:: Given task ::
Scan each line of the records for the word "houses" and extract the ones that have it.

:: Recorded data ::
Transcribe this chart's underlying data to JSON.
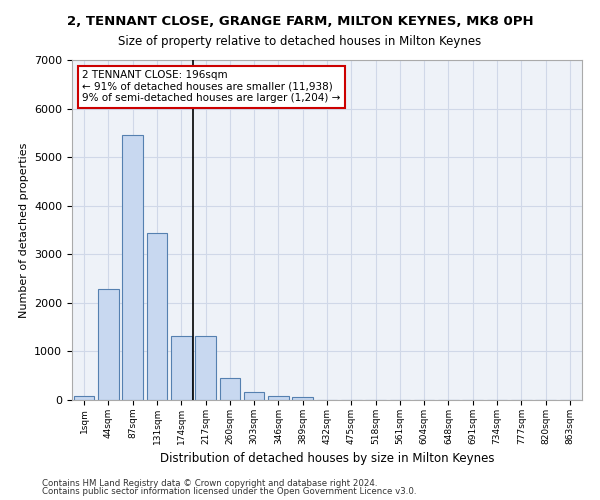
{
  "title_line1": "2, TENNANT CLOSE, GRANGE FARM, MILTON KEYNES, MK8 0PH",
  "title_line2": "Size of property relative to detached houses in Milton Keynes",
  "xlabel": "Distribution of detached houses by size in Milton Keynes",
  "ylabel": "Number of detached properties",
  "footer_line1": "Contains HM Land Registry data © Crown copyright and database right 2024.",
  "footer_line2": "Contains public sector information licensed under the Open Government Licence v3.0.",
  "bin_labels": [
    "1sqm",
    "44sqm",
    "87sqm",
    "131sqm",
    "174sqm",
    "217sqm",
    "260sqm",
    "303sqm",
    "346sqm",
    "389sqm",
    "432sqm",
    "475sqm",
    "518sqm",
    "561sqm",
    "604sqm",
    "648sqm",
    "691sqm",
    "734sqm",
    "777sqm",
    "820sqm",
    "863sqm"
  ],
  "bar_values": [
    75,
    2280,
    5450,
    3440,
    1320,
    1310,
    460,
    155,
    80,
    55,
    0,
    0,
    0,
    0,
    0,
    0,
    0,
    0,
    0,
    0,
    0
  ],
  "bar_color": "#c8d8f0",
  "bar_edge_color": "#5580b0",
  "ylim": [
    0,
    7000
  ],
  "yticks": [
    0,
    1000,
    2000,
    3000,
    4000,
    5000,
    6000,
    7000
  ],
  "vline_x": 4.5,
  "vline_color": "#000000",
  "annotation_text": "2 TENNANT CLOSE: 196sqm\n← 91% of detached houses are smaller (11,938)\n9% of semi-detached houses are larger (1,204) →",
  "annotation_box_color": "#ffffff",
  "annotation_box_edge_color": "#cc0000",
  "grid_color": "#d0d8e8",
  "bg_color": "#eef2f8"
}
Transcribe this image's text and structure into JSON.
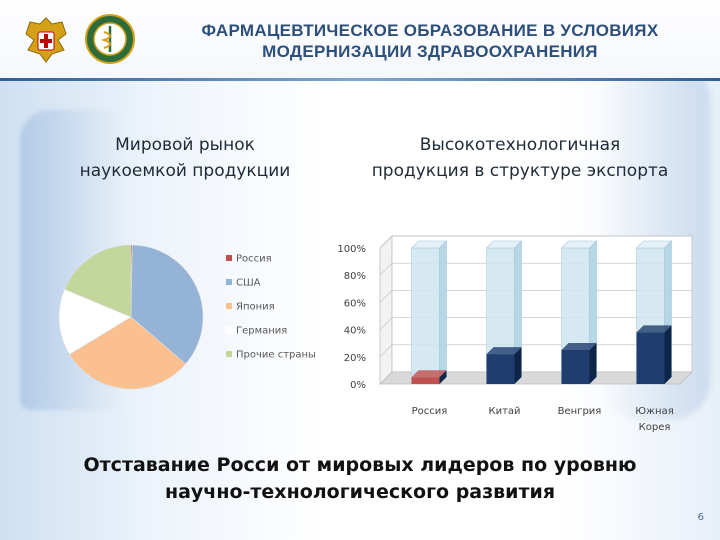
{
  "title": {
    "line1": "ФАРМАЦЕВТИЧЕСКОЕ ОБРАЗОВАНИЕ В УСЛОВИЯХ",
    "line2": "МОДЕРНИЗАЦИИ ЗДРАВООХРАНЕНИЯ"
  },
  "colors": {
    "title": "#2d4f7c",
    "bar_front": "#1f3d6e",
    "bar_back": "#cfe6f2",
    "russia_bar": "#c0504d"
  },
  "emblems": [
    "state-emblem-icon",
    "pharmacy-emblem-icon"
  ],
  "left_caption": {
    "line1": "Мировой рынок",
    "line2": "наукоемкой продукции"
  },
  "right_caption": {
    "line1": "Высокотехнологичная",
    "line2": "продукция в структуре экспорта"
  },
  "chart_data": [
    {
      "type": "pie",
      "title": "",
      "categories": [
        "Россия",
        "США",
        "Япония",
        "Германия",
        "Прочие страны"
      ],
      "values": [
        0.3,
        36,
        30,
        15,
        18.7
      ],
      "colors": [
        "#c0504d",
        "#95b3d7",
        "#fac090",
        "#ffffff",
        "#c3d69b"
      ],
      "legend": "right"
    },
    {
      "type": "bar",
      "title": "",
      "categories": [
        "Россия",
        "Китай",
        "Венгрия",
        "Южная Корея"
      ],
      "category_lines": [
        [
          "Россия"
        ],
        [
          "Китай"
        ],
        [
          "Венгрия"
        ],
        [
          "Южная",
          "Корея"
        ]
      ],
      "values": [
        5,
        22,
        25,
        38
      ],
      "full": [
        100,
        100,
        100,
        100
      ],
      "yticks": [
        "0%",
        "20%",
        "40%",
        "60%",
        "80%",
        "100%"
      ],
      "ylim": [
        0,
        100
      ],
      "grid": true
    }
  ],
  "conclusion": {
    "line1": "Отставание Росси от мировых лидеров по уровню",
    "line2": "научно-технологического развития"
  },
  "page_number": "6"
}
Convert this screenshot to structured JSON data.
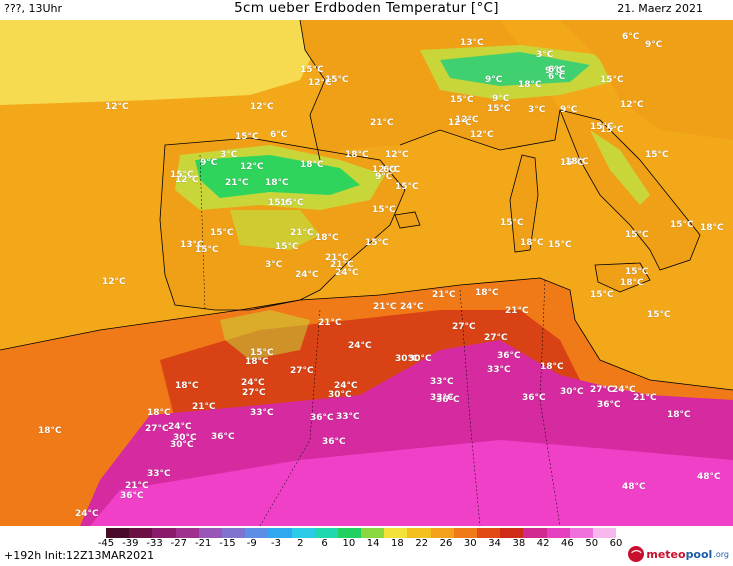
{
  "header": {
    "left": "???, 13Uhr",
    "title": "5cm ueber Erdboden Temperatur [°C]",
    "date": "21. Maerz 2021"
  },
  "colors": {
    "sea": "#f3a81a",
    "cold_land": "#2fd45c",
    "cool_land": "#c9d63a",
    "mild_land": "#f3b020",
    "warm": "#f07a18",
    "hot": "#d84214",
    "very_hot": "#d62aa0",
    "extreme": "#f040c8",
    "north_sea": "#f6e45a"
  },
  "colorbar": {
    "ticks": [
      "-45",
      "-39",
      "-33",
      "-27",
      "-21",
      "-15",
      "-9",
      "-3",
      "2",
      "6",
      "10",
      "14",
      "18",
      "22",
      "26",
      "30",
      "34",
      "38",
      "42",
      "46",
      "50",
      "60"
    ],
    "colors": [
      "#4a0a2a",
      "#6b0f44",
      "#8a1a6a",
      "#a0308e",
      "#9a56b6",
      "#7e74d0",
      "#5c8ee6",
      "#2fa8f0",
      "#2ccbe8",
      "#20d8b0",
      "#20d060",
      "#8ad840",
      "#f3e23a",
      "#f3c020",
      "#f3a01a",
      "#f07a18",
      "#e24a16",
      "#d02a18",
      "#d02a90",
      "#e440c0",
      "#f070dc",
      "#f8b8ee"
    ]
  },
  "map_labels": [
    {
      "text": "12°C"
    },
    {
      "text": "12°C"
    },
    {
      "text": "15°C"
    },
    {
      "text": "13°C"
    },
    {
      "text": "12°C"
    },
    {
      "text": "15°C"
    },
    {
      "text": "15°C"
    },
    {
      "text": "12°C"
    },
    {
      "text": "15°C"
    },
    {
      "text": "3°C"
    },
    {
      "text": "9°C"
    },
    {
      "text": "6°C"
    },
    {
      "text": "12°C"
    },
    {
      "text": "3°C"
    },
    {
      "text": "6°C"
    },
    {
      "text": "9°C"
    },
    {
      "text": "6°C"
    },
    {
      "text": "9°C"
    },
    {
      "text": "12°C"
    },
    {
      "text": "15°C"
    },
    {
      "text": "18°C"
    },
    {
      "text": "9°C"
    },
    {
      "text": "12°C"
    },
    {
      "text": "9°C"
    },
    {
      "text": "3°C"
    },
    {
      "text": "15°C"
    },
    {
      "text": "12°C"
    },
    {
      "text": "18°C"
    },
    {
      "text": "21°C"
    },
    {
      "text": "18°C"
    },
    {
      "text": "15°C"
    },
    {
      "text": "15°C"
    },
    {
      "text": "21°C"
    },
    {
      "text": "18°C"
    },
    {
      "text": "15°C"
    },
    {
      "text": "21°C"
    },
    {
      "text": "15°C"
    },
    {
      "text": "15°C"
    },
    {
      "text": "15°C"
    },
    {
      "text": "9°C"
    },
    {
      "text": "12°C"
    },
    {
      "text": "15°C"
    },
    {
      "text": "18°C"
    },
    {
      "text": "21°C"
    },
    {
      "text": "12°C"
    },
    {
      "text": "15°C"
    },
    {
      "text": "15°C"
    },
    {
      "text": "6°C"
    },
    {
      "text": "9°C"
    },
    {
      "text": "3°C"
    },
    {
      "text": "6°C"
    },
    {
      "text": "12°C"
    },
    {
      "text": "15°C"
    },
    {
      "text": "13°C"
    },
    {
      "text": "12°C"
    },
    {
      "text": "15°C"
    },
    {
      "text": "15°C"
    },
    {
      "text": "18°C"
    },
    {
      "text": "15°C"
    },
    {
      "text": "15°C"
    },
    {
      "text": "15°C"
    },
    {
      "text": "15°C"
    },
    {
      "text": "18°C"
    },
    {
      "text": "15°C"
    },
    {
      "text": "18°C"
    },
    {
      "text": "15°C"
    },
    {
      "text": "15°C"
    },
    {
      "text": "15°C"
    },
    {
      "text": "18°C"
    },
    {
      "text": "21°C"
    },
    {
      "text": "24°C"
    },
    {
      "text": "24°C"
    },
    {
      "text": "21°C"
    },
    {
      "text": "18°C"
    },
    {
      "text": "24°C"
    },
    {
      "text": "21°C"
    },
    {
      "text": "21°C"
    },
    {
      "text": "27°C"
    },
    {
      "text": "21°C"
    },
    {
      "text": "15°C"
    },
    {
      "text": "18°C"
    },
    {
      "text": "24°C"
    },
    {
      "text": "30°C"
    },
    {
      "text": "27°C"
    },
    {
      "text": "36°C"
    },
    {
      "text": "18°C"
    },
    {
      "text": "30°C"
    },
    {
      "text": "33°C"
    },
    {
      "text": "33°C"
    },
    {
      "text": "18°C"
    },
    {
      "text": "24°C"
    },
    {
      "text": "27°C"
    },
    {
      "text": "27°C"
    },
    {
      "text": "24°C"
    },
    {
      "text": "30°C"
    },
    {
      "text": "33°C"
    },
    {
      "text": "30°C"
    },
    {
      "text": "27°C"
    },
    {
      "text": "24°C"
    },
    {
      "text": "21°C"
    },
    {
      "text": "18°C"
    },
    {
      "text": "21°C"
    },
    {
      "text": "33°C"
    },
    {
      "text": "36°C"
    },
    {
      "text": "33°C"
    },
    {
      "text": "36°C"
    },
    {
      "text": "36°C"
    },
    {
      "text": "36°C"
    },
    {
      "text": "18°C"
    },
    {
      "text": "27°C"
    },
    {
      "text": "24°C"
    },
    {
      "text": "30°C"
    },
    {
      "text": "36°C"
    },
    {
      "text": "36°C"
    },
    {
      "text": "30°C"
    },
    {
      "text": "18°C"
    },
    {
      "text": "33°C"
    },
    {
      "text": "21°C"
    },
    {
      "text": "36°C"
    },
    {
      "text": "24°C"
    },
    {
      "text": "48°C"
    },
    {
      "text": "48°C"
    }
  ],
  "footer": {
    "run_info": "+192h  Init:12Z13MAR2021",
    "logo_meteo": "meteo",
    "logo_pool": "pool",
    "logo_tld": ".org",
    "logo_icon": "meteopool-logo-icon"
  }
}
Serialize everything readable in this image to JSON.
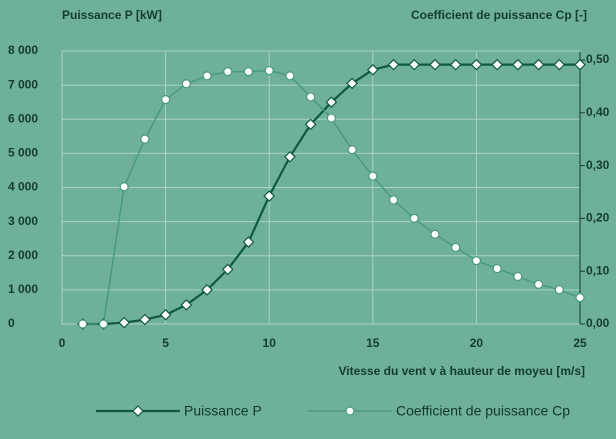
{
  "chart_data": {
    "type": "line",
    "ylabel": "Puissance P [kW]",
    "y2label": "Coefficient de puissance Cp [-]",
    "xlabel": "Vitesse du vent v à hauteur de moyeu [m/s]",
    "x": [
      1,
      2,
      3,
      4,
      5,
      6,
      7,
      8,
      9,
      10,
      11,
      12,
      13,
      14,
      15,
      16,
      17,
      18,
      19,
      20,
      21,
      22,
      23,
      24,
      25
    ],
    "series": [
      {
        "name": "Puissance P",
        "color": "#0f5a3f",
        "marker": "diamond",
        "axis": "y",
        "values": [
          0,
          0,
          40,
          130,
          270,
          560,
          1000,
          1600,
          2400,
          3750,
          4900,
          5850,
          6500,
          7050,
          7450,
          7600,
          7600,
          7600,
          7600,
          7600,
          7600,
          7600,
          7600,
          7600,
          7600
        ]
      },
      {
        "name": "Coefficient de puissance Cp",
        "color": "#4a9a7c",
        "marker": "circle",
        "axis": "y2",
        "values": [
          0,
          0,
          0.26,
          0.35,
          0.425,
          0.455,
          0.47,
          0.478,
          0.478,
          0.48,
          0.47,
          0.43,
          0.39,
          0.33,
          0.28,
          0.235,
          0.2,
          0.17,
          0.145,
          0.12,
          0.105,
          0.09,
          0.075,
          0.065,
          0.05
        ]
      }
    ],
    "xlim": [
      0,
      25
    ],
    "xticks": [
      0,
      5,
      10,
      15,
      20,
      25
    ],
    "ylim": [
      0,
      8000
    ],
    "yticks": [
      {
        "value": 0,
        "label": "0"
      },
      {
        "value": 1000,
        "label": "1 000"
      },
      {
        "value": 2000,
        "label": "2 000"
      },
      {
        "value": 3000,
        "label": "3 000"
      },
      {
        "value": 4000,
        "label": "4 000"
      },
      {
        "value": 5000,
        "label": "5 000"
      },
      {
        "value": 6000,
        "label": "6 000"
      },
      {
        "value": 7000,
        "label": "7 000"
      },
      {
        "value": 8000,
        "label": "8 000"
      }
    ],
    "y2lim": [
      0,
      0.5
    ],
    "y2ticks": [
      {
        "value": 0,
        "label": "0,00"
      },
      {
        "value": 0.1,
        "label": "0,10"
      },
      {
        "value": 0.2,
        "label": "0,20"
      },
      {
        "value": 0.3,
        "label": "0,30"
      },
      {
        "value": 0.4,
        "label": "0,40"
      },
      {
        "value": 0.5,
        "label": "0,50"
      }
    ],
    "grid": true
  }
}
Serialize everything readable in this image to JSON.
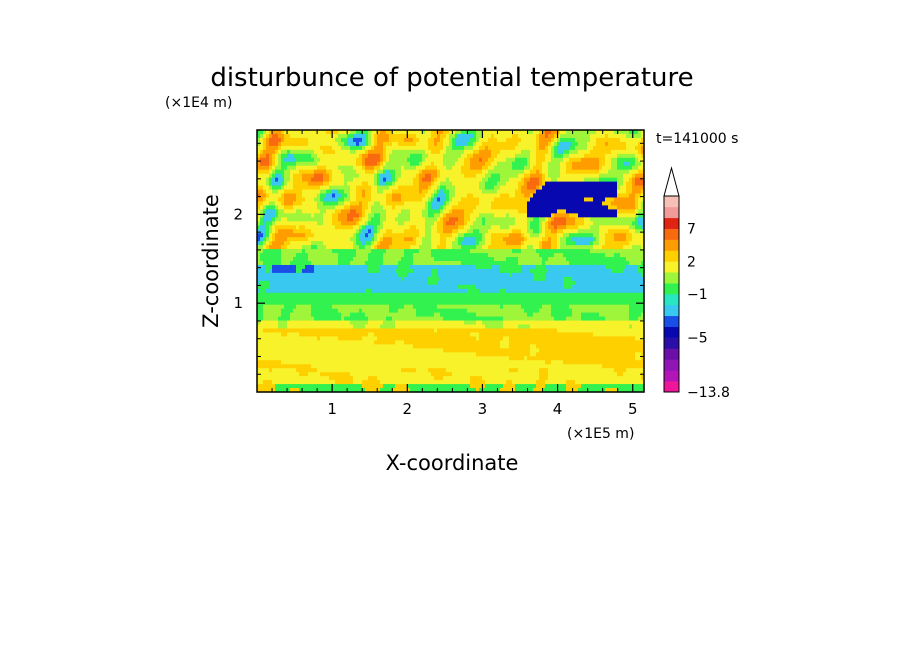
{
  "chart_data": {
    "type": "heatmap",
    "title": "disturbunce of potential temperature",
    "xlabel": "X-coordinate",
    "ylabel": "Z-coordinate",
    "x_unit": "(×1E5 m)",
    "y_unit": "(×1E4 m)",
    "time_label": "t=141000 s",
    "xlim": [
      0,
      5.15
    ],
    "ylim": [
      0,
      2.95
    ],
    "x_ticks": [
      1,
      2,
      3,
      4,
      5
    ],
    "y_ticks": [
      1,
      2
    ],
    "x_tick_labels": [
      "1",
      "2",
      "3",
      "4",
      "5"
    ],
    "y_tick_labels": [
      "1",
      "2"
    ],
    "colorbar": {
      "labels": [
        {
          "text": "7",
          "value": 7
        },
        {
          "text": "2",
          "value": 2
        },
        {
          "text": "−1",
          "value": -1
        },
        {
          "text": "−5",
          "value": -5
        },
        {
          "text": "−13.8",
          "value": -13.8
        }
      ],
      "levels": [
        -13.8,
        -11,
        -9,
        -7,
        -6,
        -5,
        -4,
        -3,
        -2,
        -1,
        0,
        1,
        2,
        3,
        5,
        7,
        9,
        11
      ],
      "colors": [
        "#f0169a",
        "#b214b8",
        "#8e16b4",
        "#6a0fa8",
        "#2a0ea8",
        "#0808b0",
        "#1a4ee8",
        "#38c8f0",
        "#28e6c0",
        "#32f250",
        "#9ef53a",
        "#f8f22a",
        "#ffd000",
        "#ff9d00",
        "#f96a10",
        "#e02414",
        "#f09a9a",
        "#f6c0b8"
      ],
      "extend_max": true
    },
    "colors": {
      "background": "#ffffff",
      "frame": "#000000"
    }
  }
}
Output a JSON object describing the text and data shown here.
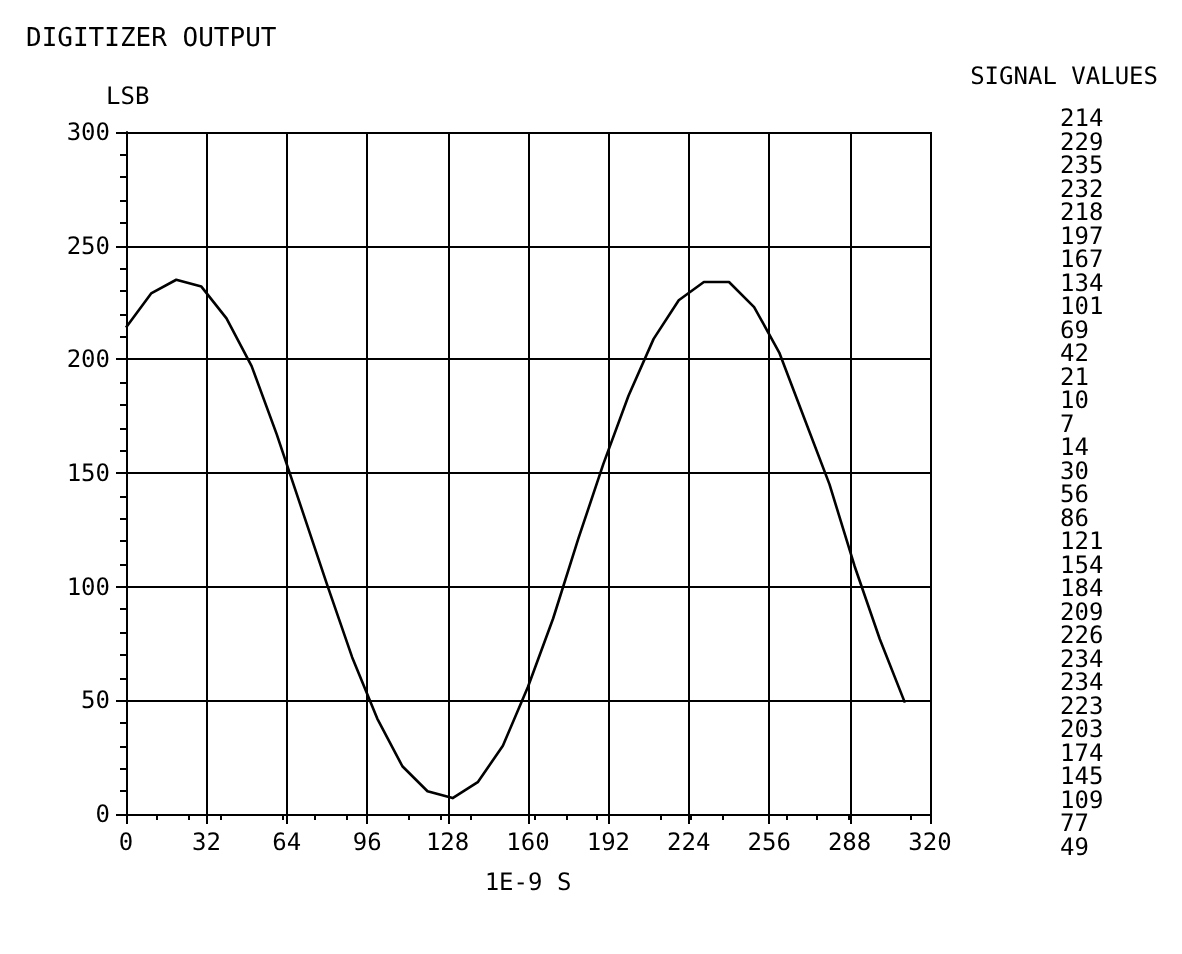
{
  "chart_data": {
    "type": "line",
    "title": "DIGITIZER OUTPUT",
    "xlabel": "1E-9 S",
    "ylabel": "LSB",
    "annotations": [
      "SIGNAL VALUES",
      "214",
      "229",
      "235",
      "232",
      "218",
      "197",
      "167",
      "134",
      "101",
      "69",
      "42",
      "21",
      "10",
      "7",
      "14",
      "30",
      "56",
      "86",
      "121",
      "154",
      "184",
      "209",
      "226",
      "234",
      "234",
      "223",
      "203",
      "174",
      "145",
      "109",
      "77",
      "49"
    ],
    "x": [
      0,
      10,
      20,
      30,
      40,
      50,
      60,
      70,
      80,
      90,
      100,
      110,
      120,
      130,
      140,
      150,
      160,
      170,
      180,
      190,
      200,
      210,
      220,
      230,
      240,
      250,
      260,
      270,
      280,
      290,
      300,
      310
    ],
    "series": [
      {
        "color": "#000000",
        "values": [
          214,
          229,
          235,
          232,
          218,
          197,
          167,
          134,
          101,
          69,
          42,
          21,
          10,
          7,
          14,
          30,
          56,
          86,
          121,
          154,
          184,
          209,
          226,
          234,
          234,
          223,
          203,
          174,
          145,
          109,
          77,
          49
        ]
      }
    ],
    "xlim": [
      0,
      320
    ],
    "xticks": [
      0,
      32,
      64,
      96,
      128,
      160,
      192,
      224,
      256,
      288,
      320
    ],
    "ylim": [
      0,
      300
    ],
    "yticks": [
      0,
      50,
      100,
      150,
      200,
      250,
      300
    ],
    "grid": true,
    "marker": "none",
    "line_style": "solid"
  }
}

:: Solution for this problem ::
  "title_line2": "Size of property relative to detached houses in Milton Keynes",
  "xlabel": "Distribution of detached houses by size in Milton Keynes",
  "annotation_text": "2 TENNANT CLOSE: 196sqm\n← 91% of detached houses are smaller (11,938)\n9% of semi-detached houses are larger (1,204) →",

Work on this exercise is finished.